— SOURCE MATERIAL —
══════
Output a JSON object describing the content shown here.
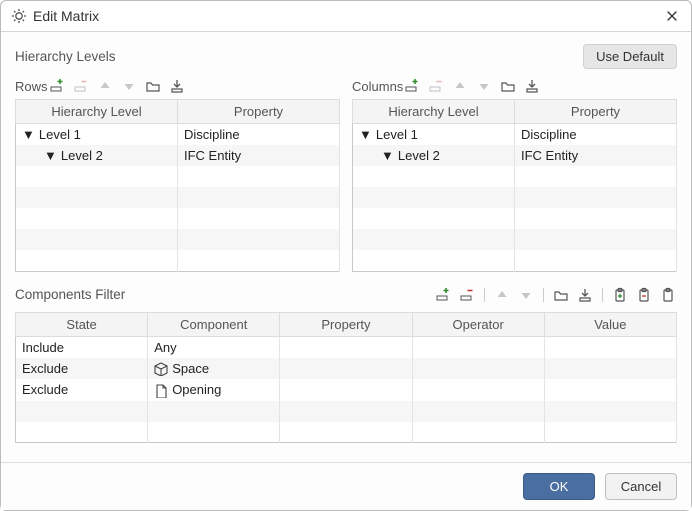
{
  "window": {
    "title": "Edit Matrix"
  },
  "hierarchy": {
    "label": "Hierarchy Levels",
    "defaultButton": "Use Default"
  },
  "rows": {
    "label": "Rows",
    "headers": {
      "level": "Hierarchy Level",
      "property": "Property"
    },
    "items": [
      {
        "level": "Level 1",
        "property": "Discipline",
        "depth": 0
      },
      {
        "level": "Level 2",
        "property": "IFC Entity",
        "depth": 1
      }
    ]
  },
  "columns": {
    "label": "Columns",
    "headers": {
      "level": "Hierarchy Level",
      "property": "Property"
    },
    "items": [
      {
        "level": "Level 1",
        "property": "Discipline",
        "depth": 0
      },
      {
        "level": "Level 2",
        "property": "IFC Entity",
        "depth": 1
      }
    ]
  },
  "filter": {
    "label": "Components Filter",
    "headers": {
      "state": "State",
      "component": "Component",
      "property": "Property",
      "operator": "Operator",
      "value": "Value"
    },
    "items": [
      {
        "state": "Include",
        "component": "Any",
        "icon": null,
        "property": "",
        "operator": "",
        "value": ""
      },
      {
        "state": "Exclude",
        "component": "Space",
        "icon": "cube",
        "property": "",
        "operator": "",
        "value": ""
      },
      {
        "state": "Exclude",
        "component": "Opening",
        "icon": "page",
        "property": "",
        "operator": "",
        "value": ""
      }
    ]
  },
  "buttons": {
    "ok": "OK",
    "cancel": "Cancel"
  },
  "icons": {
    "add": "add-row-icon",
    "remove": "remove-row-icon",
    "up": "move-up-icon",
    "down": "move-down-icon",
    "open": "open-folder-icon",
    "import": "import-icon",
    "copy": "clipboard-copy-icon",
    "cut": "clipboard-cut-icon",
    "paste": "clipboard-paste-icon"
  }
}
══════
— EXERCISE —
Copy the material exactly. Do not include the pictures.

— THE COMPLETED TASK —
Output a JSON object describing the content shown here.
{
  "window": {
    "title": "Edit Matrix"
  },
  "hierarchy": {
    "label": "Hierarchy Levels",
    "defaultButton": "Use Default"
  },
  "rows": {
    "label": "Rows",
    "headers": {
      "level": "Hierarchy Level",
      "property": "Property"
    },
    "items": [
      {
        "level": "Level 1",
        "property": "Discipline",
        "depth": 0
      },
      {
        "level": "Level 2",
        "property": "IFC Entity",
        "depth": 1
      }
    ]
  },
  "columns": {
    "label": "Columns",
    "headers": {
      "level": "Hierarchy Level",
      "property": "Property"
    },
    "items": [
      {
        "level": "Level 1",
        "property": "Discipline",
        "depth": 0
      },
      {
        "level": "Level 2",
        "property": "IFC Entity",
        "depth": 1
      }
    ]
  },
  "filter": {
    "label": "Components Filter",
    "headers": {
      "state": "State",
      "component": "Component",
      "property": "Property",
      "operator": "Operator",
      "value": "Value"
    },
    "items": [
      {
        "state": "Include",
        "component": "Any",
        "icon": null,
        "property": "",
        "operator": "",
        "value": ""
      },
      {
        "state": "Exclude",
        "component": "Space",
        "icon": "cube",
        "property": "",
        "operator": "",
        "value": ""
      },
      {
        "state": "Exclude",
        "component": "Opening",
        "icon": "page",
        "property": "",
        "operator": "",
        "value": ""
      }
    ]
  },
  "buttons": {
    "ok": "OK",
    "cancel": "Cancel"
  },
  "icons": {
    "add": "add-row-icon",
    "remove": "remove-row-icon",
    "up": "move-up-icon",
    "down": "move-down-icon",
    "open": "open-folder-icon",
    "import": "import-icon",
    "copy": "clipboard-copy-icon",
    "cut": "clipboard-cut-icon",
    "paste": "clipboard-paste-icon"
  }
}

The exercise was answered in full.